■ Set exercise: The exercise asks for every line of the data to be reproduced exactly.

[Collected data entries]
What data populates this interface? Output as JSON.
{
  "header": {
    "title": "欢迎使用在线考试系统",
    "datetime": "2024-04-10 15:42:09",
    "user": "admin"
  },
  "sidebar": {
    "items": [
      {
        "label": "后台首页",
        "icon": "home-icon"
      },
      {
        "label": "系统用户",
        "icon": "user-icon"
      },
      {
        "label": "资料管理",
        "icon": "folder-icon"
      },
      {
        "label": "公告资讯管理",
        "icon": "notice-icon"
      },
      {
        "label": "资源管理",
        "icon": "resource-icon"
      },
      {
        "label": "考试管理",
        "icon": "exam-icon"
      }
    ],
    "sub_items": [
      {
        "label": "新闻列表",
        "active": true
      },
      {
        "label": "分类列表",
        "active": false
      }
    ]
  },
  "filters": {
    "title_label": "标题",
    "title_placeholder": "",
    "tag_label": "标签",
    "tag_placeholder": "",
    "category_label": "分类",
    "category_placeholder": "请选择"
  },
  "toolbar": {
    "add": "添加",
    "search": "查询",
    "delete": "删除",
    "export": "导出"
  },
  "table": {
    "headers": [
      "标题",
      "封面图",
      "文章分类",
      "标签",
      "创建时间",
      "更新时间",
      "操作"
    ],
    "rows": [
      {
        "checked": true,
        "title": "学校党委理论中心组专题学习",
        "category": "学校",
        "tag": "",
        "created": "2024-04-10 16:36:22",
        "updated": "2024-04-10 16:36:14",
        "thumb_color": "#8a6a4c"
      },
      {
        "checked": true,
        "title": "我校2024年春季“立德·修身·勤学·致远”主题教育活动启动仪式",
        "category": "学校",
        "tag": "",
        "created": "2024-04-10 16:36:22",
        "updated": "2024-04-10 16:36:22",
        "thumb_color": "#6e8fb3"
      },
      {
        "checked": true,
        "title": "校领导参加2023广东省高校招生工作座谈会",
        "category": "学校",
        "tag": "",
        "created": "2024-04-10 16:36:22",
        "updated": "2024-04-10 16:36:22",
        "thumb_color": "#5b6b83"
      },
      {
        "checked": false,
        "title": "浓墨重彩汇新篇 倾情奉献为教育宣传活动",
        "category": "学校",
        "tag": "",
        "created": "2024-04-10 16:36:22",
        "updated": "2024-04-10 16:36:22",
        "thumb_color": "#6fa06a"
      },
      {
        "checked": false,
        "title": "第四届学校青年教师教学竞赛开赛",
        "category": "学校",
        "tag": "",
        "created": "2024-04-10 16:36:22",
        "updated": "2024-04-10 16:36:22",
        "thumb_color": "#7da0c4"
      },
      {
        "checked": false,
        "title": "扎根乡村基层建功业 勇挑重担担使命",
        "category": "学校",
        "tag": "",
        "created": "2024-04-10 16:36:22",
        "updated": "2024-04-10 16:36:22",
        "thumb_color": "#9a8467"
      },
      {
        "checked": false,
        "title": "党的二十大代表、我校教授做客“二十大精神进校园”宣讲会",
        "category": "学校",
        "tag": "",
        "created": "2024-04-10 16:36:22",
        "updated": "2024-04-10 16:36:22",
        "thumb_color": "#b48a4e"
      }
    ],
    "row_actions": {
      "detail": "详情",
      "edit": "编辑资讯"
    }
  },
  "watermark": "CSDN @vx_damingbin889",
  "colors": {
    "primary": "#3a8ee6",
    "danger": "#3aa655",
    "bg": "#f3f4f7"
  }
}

■ Reply to the exercise:
What data populates this interface? Output as JSON.
{
  "header": {
    "title": "欢迎使用在线考试系统",
    "datetime": "2024-04-10 15:42:09",
    "user": "admin"
  },
  "sidebar": {
    "items": [
      {
        "label": "后台首页",
        "icon": "home-icon"
      },
      {
        "label": "系统用户",
        "icon": "user-icon"
      },
      {
        "label": "资料管理",
        "icon": "folder-icon"
      },
      {
        "label": "公告资讯管理",
        "icon": "notice-icon"
      },
      {
        "label": "资源管理",
        "icon": "resource-icon"
      },
      {
        "label": "考试管理",
        "icon": "exam-icon"
      }
    ],
    "sub_items": [
      {
        "label": "新闻列表",
        "active": true
      },
      {
        "label": "分类列表",
        "active": false
      }
    ]
  },
  "filters": {
    "title_label": "标题",
    "title_placeholder": "",
    "tag_label": "标签",
    "tag_placeholder": "",
    "category_label": "分类",
    "category_placeholder": "请选择"
  },
  "toolbar": {
    "add": "添加",
    "search": "查询",
    "delete": "删除",
    "export": "导出"
  },
  "table": {
    "headers": [
      "标题",
      "封面图",
      "文章分类",
      "标签",
      "创建时间",
      "更新时间",
      "操作"
    ],
    "rows": [
      {
        "checked": true,
        "title": "学校党委理论中心组专题学习",
        "category": "学校",
        "tag": "",
        "created": "2024-04-10 16:36:22",
        "updated": "2024-04-10 16:36:14",
        "thumb_color": "#8a6a4c"
      },
      {
        "checked": true,
        "title": "我校2024年春季“立德·修身·勤学·致远”主题教育活动启动仪式",
        "category": "学校",
        "tag": "",
        "created": "2024-04-10 16:36:22",
        "updated": "2024-04-10 16:36:22",
        "thumb_color": "#6e8fb3"
      },
      {
        "checked": true,
        "title": "校领导参加2023广东省高校招生工作座谈会",
        "category": "学校",
        "tag": "",
        "created": "2024-04-10 16:36:22",
        "updated": "2024-04-10 16:36:22",
        "thumb_color": "#5b6b83"
      },
      {
        "checked": false,
        "title": "浓墨重彩汇新篇 倾情奉献为教育宣传活动",
        "category": "学校",
        "tag": "",
        "created": "2024-04-10 16:36:22",
        "updated": "2024-04-10 16:36:22",
        "thumb_color": "#6fa06a"
      },
      {
        "checked": false,
        "title": "第四届学校青年教师教学竞赛开赛",
        "category": "学校",
        "tag": "",
        "created": "2024-04-10 16:36:22",
        "updated": "2024-04-10 16:36:22",
        "thumb_color": "#7da0c4"
      },
      {
        "checked": false,
        "title": "扎根乡村基层建功业 勇挑重担担使命",
        "category": "学校",
        "tag": "",
        "created": "2024-04-10 16:36:22",
        "updated": "2024-04-10 16:36:22",
        "thumb_color": "#9a8467"
      },
      {
        "checked": false,
        "title": "党的二十大代表、我校教授做客“二十大精神进校园”宣讲会",
        "category": "学校",
        "tag": "",
        "created": "2024-04-10 16:36:22",
        "updated": "2024-04-10 16:36:22",
        "thumb_color": "#b48a4e"
      }
    ],
    "row_actions": {
      "detail": "详情",
      "edit": "编辑资讯"
    }
  },
  "watermark": "CSDN @vx_damingbin889",
  "colors": {
    "primary": "#3a8ee6",
    "danger": "#3aa655",
    "bg": "#f3f4f7"
  }
}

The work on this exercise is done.